:: DIRECTIONS ::
Each line of the material must be repeated precisely, with the pictures left out.

## Start SOURCE MATERIAL

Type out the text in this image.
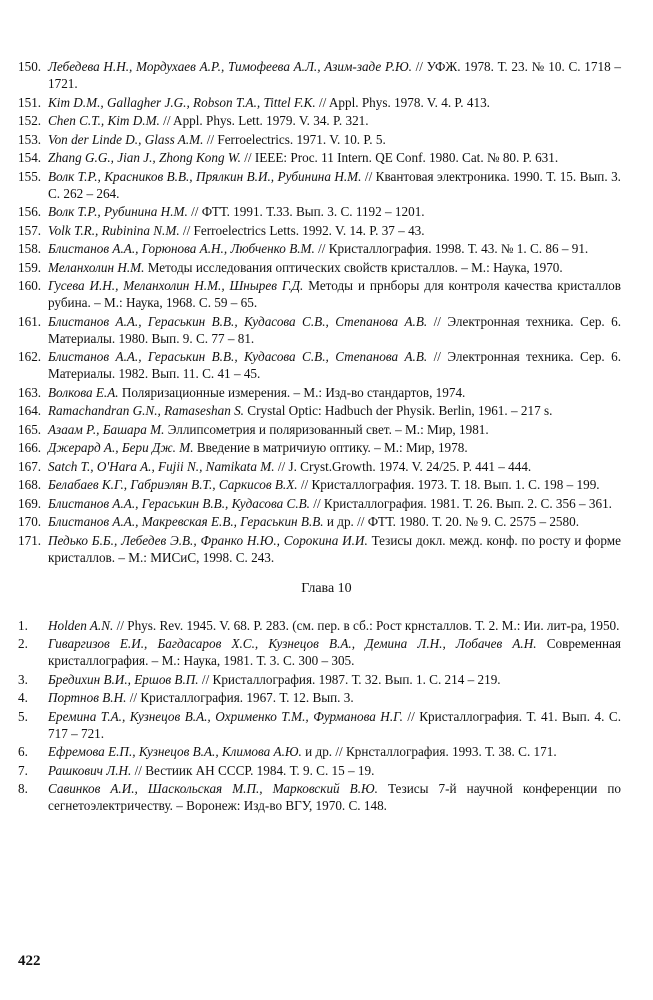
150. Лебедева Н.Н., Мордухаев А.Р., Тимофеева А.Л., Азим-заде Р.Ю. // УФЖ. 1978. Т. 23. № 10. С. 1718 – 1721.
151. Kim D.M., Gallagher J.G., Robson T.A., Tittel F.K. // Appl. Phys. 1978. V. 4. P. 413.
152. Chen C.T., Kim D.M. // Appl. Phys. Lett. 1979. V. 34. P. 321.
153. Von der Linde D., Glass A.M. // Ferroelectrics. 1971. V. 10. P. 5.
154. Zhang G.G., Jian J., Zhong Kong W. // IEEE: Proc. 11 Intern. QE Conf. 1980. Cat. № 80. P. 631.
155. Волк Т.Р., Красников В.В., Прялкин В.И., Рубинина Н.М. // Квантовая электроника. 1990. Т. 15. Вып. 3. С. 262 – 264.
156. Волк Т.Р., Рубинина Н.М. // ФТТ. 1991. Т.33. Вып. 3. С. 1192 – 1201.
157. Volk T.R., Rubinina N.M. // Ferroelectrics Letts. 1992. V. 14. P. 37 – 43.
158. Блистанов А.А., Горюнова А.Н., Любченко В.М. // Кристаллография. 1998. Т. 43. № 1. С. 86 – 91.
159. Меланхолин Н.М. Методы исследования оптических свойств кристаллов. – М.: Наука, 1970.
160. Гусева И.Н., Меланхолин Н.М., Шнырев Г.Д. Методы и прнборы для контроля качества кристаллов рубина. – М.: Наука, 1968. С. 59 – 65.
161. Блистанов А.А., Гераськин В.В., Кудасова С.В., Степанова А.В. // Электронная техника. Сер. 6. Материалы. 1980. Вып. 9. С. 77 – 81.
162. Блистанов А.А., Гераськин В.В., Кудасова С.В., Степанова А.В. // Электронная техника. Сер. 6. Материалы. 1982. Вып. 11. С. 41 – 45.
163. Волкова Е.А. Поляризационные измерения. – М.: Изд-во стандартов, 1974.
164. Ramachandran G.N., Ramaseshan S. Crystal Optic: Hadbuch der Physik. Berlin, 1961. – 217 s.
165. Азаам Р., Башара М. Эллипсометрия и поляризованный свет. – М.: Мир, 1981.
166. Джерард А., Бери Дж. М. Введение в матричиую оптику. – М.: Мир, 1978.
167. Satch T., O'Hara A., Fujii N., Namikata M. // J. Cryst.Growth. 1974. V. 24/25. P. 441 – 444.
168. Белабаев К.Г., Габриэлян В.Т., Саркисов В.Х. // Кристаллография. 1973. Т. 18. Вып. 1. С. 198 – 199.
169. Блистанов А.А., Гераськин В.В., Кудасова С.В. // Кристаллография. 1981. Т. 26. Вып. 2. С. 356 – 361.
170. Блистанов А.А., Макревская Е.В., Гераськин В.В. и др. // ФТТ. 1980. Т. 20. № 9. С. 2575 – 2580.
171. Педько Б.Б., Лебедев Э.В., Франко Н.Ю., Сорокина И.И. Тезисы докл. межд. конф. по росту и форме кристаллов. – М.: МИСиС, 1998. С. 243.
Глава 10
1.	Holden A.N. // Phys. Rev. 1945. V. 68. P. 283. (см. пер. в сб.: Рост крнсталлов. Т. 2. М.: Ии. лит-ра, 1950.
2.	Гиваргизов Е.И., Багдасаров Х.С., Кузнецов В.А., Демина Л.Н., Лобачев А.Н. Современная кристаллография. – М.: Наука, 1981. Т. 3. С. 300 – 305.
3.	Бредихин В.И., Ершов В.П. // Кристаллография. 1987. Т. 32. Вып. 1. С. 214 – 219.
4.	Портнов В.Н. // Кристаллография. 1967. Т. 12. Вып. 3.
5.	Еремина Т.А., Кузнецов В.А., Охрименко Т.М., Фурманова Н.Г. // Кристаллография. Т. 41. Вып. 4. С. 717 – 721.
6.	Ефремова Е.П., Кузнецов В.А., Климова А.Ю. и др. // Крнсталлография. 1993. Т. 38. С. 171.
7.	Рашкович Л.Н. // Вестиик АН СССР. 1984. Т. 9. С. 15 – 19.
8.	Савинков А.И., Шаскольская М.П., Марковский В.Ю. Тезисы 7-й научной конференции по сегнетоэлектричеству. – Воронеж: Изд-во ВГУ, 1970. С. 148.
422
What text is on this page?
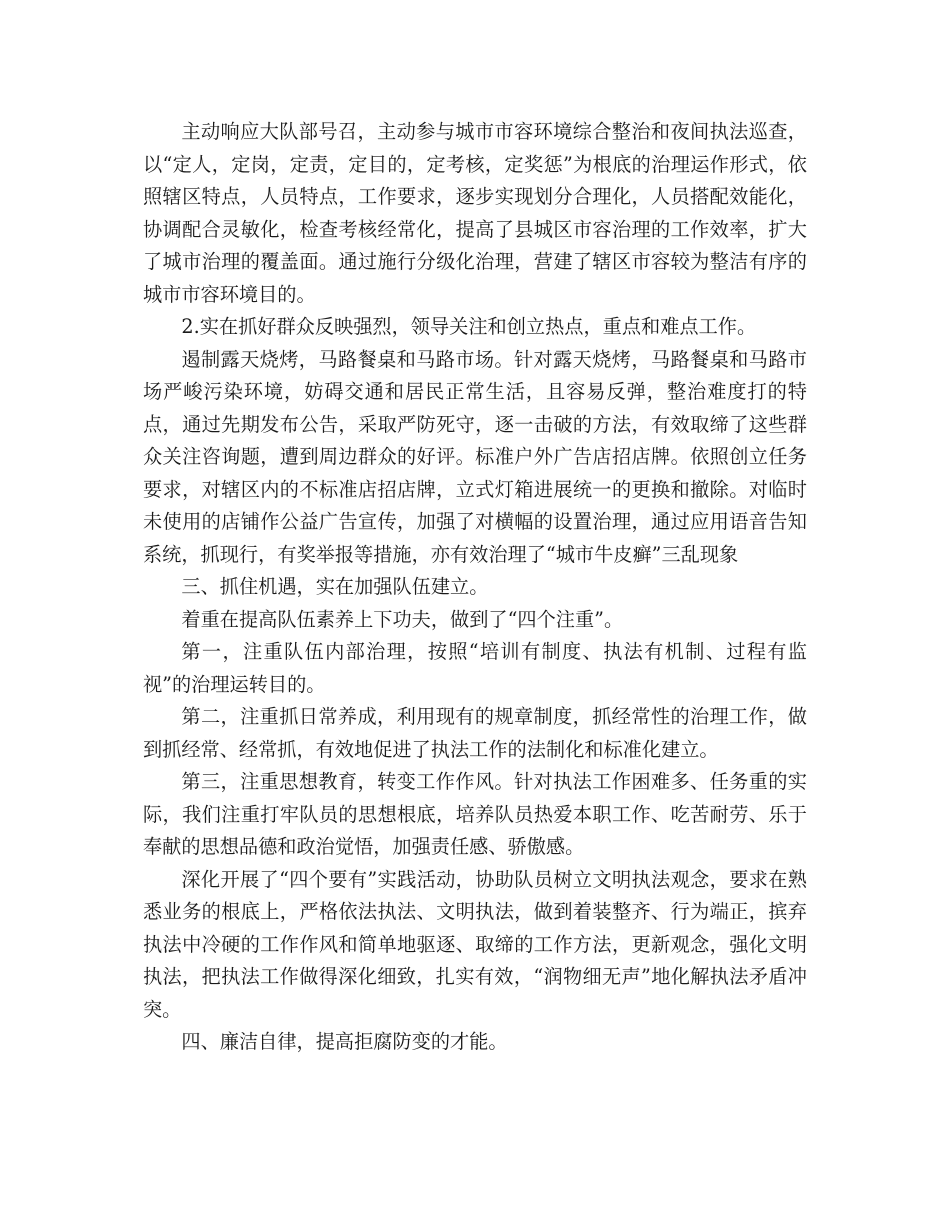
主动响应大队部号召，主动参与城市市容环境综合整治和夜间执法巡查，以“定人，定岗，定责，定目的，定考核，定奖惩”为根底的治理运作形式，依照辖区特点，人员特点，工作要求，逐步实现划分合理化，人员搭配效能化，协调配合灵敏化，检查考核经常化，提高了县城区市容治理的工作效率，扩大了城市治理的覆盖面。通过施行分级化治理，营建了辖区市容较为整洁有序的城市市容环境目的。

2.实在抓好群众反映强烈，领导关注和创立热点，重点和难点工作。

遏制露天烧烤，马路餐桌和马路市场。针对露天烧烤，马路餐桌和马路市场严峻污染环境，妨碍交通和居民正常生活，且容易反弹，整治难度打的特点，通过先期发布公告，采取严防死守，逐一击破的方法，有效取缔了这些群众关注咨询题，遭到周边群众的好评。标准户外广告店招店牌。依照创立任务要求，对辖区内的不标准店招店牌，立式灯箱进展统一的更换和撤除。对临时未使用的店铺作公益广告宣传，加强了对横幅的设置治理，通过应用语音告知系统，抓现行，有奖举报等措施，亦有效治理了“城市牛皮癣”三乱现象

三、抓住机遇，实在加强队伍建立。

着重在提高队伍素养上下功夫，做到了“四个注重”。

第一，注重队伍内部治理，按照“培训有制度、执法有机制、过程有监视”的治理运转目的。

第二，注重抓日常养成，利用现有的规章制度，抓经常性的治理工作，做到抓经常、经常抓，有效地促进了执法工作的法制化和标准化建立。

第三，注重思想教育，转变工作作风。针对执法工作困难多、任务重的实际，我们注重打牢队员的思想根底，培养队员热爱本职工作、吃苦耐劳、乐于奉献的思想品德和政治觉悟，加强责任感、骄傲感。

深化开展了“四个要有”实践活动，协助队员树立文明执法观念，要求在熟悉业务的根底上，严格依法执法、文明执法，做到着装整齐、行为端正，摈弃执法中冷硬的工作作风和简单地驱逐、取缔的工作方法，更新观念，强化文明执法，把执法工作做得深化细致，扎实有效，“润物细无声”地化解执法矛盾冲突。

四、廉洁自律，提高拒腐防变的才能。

## End SOURCE MATERIAL

:: CORRECT ANSWER ::
Type out the text in this image.
150. Лебедева Н.Н., Мордухаев А.Р., Тимофеева А.Л., Азим-заде Р.Ю. // УФЖ. 1978. Т. 23. № 10. С. 1718 – 1721.
151. Kim D.M., Gallagher J.G., Robson T.A., Tittel F.K. // Appl. Phys. 1978. V. 4. P. 413.
152. Chen C.T., Kim D.M. // Appl. Phys. Lett. 1979. V. 34. P. 321.
153. Von der Linde D., Glass A.M. // Ferroelectrics. 1971. V. 10. P. 5.
154. Zhang G.G., Jian J., Zhong Kong W. // IEEE: Proc. 11 Intern. QE Conf. 1980. Cat. № 80. P. 631.
155. Волк Т.Р., Красников В.В., Прялкин В.И., Рубинина Н.М. // Квантовая электроника. 1990. Т. 15. Вып. 3. С. 262 – 264.
156. Волк Т.Р., Рубинина Н.М. // ФТТ. 1991. Т.33. Вып. 3. С. 1192 – 1201.
157. Volk T.R., Rubinina N.M. // Ferroelectrics Letts. 1992. V. 14. P. 37 – 43.
158. Блистанов А.А., Горюнова А.Н., Любченко В.М. // Кристаллография. 1998. Т. 43. № 1. С. 86 – 91.
159. Меланхолин Н.М. Методы исследования оптических свойств кристаллов. – М.: Наука, 1970.
160. Гусева И.Н., Меланхолин Н.М., Шнырев Г.Д. Методы и прнборы для контроля качества кристаллов рубина. – М.: Наука, 1968. С. 59 – 65.
161. Блистанов А.А., Гераськин В.В., Кудасова С.В., Степанова А.В. // Электронная техника. Сер. 6. Материалы. 1980. Вып. 9. С. 77 – 81.
162. Блистанов А.А., Гераськин В.В., Кудасова С.В., Степанова А.В. // Электронная техника. Сер. 6. Материалы. 1982. Вып. 11. С. 41 – 45.
163. Волкова Е.А. Поляризационные измерения. – М.: Изд-во стандартов, 1974.
164. Ramachandran G.N., Ramaseshan S. Crystal Optic: Hadbuch der Physik. Berlin, 1961. – 217 s.
165. Азаам Р., Башара М. Эллипсометрия и поляризованный свет. – М.: Мир, 1981.
166. Джерард А., Бери Дж. М. Введение в матричиую оптику. – М.: Мир, 1978.
167. Satch T., O'Hara A., Fujii N., Namikata M. // J. Cryst.Growth. 1974. V. 24/25. P. 441 – 444.
168. Белабаев К.Г., Габриэлян В.Т., Саркисов В.Х. // Кристаллография. 1973. Т. 18. Вып. 1. С. 198 – 199.
169. Блистанов А.А., Гераськин В.В., Кудасова С.В. // Кристаллография. 1981. Т. 26. Вып. 2. С. 356 – 361.
170. Блистанов А.А., Макревская Е.В., Гераськин В.В. и др. // ФТТ. 1980. Т. 20. № 9. С. 2575 – 2580.
171. Педько Б.Б., Лебедев Э.В., Франко Н.Ю., Сорокина И.И. Тезисы докл. межд. конф. по росту и форме кристаллов. – М.: МИСиС, 1998. С. 243.
Глава 10
1.	Holden A.N. // Phys. Rev. 1945. V. 68. P. 283. (см. пер. в сб.: Рост крнсталлов. Т. 2. М.: Ии. лит-ра, 1950.
2.	Гиваргизов Е.И., Багдасаров Х.С., Кузнецов В.А., Демина Л.Н., Лобачев А.Н. Современная кристаллография. – М.: Наука, 1981. Т. 3. С. 300 – 305.
3.	Бредихин В.И., Ершов В.П. // Кристаллография. 1987. Т. 32. Вып. 1. С. 214 – 219.
4.	Портнов В.Н. // Кристаллография. 1967. Т. 12. Вып. 3.
5.	Еремина Т.А., Кузнецов В.А., Охрименко Т.М., Фурманова Н.Г. // Кристаллография. Т. 41. Вып. 4. С. 717 – 721.
6.	Ефремова Е.П., Кузнецов В.А., Климова А.Ю. и др. // Крнсталлография. 1993. Т. 38. С. 171.
7.	Рашкович Л.Н. // Вестиик АН СССР. 1984. Т. 9. С. 15 – 19.
8.	Савинков А.И., Шаскольская М.П., Марковский В.Ю. Тезисы 7-й научной конференции по сегнетоэлектричеству. – Воронеж: Изд-во ВГУ, 1970. С. 148.
422
What text is on this page?
主动响应大队部号召，主动参与城市市容环境综合整治和夜间执法巡查，以“定人，定岗，定责，定目的，定考核，定奖惩”为根底的治理运作形式，依照辖区特点，人员特点，工作要求，逐步实现划分合理化，人员搭配效能化，协调配合灵敏化，检查考核经常化，提高了县城区市容治理的工作效率，扩大了城市治理的覆盖面。通过施行分级化治理，营建了辖区市容较为整洁有序的城市市容环境目的。

2.实在抓好群众反映强烈，领导关注和创立热点，重点和难点工作。

遏制露天烧烤，马路餐桌和马路市场。针对露天烧烤，马路餐桌和马路市场严峻污染环境，妨碍交通和居民正常生活，且容易反弹，整治难度打的特点，通过先期发布公告，采取严防死守，逐一击破的方法，有效取缔了这些群众关注咨询题，遭到周边群众的好评。标准户外广告店招店牌。依照创立任务要求，对辖区内的不标准店招店牌，立式灯箱进展统一的更换和撤除。对临时未使用的店铺作公益广告宣传，加强了对横幅的设置治理，通过应用语音告知系统，抓现行，有奖举报等措施，亦有效治理了“城市牛皮癣”三乱现象

三、抓住机遇，实在加强队伍建立。

着重在提高队伍素养上下功夫，做到了“四个注重”。

第一，注重队伍内部治理，按照“培训有制度、执法有机制、过程有监视”的治理运转目的。

第二，注重抓日常养成，利用现有的规章制度，抓经常性的治理工作，做到抓经常、经常抓，有效地促进了执法工作的法制化和标准化建立。

第三，注重思想教育，转变工作作风。针对执法工作困难多、任务重的实际，我们注重打牢队员的思想根底，培养队员热爱本职工作、吃苦耐劳、乐于奉献的思想品德和政治觉悟，加强责任感、骄傲感。

深化开展了“四个要有”实践活动，协助队员树立文明执法观念，要求在熟悉业务的根底上，严格依法执法、文明执法，做到着装整齐、行为端正，摈弃执法中冷硬的工作作风和简单地驱逐、取缔的工作方法，更新观念，强化文明执法，把执法工作做得深化细致，扎实有效，“润物细无声”地化解执法矛盾冲突。

四、廉洁自律，提高拒腐防变的才能。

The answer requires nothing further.